** start Dataset content **
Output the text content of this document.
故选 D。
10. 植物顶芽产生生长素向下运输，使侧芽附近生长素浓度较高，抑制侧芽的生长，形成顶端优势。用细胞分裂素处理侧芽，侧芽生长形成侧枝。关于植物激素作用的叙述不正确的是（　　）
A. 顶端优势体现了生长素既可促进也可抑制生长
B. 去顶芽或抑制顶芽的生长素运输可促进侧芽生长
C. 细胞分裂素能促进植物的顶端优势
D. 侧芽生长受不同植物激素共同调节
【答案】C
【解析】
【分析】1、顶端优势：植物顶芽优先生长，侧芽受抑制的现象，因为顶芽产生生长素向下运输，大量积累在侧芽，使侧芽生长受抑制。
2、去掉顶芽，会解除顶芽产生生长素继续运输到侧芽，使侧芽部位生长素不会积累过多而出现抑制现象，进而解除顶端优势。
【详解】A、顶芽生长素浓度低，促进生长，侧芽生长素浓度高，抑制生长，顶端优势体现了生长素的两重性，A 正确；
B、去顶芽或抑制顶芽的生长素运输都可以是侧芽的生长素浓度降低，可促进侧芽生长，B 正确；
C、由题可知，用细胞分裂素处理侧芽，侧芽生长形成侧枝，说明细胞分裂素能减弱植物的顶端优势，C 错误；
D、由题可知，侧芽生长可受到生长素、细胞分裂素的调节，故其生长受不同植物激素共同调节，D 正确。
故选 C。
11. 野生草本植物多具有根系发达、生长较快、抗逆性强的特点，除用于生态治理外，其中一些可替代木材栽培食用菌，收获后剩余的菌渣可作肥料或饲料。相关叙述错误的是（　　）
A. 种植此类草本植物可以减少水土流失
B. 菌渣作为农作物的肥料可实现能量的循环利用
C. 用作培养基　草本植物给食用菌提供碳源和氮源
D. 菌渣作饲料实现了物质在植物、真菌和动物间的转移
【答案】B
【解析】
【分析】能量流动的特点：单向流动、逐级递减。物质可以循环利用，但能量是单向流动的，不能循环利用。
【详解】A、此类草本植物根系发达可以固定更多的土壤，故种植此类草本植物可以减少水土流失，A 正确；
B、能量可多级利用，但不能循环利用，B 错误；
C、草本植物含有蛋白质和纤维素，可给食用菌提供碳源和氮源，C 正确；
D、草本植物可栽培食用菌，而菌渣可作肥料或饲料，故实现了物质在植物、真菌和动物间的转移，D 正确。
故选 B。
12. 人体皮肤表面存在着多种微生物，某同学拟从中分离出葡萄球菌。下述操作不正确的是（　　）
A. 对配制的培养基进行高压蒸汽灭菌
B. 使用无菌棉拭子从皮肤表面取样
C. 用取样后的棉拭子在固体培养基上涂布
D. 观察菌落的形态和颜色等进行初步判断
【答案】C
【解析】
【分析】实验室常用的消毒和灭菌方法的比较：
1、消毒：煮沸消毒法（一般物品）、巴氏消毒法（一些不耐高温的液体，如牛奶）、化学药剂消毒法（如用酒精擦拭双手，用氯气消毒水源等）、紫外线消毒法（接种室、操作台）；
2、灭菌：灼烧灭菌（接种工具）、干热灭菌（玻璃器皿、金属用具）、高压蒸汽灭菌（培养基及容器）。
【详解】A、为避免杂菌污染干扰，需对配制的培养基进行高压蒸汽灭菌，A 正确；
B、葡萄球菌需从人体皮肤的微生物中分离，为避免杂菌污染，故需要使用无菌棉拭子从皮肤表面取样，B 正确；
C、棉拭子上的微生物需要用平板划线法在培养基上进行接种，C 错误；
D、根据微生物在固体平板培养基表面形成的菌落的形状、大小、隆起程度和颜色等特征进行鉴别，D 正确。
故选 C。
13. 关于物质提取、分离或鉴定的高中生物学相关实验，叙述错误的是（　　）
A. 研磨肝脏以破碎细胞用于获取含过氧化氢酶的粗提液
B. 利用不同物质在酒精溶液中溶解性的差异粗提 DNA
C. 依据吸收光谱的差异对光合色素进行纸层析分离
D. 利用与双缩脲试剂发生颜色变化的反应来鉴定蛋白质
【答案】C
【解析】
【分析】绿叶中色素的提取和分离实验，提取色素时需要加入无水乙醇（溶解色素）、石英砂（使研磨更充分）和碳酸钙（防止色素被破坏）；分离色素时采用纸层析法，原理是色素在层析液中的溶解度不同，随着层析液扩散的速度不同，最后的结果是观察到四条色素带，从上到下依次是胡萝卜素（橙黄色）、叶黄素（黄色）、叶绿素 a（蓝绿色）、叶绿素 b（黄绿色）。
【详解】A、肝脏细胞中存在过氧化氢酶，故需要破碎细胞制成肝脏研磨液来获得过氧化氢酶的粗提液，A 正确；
** end Dataset content **
Look over the listing. Pull out every line with the string "用细胞分裂素处理侧芽" in it.

10. 植物顶芽产生生长素向下运输，使侧芽附近生长素浓度较高，抑制侧芽的生长，形成顶端优势。用细胞分裂素处理侧芽，侧芽生长形成侧枝。关于植物激素作用的叙述不正确的是（　　）
C、由题可知，用细胞分裂素处理侧芽，侧芽生长形成侧枝，说明细胞分裂素能减弱植物的顶端优势，C 错误；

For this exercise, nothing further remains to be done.